### EXERCISE DIRECTIONS
Search the listing for "output" and copy every line where it appears.

### MATERIAL TO PROCESS
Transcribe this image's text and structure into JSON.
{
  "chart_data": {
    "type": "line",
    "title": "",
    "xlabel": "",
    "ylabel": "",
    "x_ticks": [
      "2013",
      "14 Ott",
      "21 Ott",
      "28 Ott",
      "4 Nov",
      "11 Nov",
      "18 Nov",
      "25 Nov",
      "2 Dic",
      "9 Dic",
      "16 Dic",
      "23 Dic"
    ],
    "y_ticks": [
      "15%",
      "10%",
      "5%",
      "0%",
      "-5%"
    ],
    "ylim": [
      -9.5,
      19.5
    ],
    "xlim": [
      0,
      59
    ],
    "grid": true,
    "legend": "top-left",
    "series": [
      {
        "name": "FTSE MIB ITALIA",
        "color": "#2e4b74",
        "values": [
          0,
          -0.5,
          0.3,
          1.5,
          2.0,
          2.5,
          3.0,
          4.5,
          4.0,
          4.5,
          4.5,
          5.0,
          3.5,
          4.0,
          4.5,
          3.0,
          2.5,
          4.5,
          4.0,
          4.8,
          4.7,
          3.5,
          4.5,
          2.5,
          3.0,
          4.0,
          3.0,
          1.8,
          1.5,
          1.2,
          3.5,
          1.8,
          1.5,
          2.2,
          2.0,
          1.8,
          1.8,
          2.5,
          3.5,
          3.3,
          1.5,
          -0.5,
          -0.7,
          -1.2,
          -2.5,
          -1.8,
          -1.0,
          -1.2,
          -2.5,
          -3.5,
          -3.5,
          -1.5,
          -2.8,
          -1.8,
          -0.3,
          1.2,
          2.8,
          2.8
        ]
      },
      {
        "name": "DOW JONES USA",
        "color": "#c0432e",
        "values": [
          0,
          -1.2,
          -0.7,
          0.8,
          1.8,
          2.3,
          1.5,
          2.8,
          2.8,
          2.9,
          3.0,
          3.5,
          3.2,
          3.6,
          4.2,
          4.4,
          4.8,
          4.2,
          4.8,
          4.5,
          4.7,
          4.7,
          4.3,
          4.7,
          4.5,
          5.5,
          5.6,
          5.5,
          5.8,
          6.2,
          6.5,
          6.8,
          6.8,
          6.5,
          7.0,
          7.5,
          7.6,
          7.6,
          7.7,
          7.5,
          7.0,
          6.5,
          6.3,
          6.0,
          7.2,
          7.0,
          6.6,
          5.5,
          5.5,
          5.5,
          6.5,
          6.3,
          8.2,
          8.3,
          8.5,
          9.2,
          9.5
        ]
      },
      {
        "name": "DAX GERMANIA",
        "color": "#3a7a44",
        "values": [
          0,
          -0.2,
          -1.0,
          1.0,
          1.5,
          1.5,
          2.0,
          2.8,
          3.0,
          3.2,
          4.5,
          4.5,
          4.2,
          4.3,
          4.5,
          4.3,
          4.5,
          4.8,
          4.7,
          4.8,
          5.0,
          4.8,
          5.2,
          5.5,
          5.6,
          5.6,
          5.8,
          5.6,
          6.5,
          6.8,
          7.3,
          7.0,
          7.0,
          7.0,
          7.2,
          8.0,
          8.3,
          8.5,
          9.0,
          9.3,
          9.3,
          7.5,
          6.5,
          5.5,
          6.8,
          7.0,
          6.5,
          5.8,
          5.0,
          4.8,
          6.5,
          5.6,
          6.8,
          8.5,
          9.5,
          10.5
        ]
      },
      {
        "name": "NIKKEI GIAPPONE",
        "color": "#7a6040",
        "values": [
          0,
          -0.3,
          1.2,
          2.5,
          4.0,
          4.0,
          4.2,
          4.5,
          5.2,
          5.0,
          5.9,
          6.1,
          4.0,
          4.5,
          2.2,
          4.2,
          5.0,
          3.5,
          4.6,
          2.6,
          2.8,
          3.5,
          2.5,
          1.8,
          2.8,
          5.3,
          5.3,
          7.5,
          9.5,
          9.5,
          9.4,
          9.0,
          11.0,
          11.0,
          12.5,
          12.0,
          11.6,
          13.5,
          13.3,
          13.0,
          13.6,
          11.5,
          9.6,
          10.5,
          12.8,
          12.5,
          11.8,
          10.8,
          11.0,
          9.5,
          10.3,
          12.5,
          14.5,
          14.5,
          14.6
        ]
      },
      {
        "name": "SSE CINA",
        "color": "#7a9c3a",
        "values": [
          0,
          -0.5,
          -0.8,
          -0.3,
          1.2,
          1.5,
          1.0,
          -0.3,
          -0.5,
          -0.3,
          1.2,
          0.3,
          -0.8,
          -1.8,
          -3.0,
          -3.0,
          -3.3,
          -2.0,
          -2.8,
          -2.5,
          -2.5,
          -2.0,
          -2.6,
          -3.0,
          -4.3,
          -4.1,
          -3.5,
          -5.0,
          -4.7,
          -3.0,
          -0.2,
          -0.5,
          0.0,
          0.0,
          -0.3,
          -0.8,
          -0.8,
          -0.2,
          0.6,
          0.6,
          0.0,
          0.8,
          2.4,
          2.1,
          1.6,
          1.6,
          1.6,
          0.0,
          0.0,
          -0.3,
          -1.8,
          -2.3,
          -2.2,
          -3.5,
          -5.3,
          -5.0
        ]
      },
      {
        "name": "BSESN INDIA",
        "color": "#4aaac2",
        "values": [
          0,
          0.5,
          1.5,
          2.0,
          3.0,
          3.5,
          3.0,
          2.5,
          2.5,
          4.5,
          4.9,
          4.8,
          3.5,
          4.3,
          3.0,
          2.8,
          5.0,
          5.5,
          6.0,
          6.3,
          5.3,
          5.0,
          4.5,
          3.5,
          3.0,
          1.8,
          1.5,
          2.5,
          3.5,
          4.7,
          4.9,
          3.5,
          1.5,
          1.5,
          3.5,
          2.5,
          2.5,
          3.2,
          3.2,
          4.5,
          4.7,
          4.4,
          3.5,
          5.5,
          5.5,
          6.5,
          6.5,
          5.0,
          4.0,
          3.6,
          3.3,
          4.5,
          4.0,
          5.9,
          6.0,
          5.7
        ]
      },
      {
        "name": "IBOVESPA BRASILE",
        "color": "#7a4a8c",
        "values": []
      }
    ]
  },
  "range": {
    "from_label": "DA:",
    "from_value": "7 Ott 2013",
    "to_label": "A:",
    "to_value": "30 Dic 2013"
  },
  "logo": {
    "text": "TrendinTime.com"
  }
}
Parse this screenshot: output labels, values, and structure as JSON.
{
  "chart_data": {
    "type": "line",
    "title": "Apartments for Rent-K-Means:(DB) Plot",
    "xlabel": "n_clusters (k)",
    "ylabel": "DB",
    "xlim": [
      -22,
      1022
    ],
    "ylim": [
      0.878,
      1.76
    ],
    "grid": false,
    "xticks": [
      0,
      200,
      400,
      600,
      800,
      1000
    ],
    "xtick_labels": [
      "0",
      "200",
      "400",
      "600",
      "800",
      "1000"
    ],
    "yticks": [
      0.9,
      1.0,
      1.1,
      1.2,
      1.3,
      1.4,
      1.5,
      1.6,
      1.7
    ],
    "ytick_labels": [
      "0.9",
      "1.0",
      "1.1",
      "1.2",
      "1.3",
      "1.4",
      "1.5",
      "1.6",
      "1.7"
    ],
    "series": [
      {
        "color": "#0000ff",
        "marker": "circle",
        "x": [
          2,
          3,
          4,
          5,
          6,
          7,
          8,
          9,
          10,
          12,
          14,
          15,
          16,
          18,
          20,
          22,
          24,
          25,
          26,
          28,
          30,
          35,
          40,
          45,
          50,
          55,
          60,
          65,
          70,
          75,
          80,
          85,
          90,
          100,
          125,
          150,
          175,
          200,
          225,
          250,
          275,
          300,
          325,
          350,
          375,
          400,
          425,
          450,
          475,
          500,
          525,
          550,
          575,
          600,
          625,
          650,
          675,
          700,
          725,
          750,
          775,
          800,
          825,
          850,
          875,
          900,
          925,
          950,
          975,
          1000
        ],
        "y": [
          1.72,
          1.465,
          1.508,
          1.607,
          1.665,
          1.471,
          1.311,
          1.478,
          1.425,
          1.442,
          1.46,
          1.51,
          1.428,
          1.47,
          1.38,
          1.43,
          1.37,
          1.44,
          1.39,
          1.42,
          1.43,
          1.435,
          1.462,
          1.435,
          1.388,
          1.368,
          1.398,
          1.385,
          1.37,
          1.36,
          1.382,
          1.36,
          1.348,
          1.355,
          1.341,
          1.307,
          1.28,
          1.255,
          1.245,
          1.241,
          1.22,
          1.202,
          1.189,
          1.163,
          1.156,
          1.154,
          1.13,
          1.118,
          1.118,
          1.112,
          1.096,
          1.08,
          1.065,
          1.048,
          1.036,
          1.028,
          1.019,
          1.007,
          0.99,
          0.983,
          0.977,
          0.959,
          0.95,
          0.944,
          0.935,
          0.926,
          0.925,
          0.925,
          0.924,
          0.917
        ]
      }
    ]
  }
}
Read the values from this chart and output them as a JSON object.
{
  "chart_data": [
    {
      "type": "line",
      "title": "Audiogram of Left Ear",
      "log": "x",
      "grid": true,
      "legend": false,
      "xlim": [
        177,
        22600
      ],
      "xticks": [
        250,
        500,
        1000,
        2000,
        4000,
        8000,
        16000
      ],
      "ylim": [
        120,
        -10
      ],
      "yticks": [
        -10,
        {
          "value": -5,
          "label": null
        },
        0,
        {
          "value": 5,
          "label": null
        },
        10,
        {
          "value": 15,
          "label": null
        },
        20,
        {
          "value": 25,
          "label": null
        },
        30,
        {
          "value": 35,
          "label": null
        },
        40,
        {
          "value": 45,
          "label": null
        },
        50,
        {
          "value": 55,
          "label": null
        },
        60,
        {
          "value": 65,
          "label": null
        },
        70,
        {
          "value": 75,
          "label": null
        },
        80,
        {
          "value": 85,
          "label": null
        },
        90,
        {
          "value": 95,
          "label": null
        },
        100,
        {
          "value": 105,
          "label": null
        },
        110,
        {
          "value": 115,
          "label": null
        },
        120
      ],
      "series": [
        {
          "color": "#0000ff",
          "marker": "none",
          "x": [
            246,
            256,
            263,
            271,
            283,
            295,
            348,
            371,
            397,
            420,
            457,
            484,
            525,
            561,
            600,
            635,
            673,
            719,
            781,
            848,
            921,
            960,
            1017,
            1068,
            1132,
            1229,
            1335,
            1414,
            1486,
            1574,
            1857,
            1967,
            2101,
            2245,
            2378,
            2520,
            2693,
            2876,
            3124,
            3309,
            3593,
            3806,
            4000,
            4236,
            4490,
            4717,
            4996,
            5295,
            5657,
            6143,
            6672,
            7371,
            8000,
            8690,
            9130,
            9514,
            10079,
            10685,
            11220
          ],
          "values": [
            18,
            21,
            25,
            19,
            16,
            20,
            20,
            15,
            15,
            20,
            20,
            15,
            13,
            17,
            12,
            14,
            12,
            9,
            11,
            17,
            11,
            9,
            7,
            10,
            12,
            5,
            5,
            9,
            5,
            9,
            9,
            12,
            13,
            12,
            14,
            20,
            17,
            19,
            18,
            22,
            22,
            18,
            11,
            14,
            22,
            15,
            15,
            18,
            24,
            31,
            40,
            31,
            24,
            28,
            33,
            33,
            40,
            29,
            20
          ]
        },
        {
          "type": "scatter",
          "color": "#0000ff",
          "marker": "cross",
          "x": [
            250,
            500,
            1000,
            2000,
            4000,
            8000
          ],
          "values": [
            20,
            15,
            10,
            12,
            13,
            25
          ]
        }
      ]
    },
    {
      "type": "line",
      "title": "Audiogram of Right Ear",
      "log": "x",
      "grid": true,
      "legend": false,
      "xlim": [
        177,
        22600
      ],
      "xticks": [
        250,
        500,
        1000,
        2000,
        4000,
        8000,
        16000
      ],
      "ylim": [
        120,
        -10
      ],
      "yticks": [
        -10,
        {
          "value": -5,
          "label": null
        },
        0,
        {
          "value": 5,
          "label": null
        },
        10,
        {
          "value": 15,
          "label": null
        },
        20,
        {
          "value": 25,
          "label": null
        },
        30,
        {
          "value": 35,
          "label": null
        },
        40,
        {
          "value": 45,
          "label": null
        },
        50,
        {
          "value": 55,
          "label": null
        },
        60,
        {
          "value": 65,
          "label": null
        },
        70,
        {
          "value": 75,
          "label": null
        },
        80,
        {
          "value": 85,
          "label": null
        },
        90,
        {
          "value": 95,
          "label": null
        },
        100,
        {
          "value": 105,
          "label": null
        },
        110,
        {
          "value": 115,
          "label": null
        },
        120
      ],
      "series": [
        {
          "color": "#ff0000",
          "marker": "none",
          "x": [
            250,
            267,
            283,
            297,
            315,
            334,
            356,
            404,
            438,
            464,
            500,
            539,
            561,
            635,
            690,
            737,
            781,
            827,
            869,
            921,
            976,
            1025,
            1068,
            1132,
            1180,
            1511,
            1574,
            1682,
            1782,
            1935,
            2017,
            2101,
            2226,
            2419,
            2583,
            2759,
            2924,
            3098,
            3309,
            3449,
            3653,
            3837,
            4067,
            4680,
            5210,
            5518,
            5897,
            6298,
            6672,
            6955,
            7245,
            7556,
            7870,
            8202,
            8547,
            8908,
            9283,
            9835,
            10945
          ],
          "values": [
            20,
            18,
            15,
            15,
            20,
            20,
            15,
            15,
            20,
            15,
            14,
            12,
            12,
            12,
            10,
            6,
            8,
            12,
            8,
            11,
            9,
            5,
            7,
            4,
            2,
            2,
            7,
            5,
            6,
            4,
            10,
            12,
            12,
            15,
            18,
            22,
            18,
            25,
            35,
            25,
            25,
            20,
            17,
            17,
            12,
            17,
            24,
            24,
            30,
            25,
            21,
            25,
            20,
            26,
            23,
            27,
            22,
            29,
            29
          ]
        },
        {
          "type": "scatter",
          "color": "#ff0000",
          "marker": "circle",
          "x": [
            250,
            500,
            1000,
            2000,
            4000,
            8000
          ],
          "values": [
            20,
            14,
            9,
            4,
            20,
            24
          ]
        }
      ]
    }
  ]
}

### WRITTEN ANSWER
Parse this screenshot: output labels, values, and structure as JSON.
Read the values from this chart and output them as a JSON object.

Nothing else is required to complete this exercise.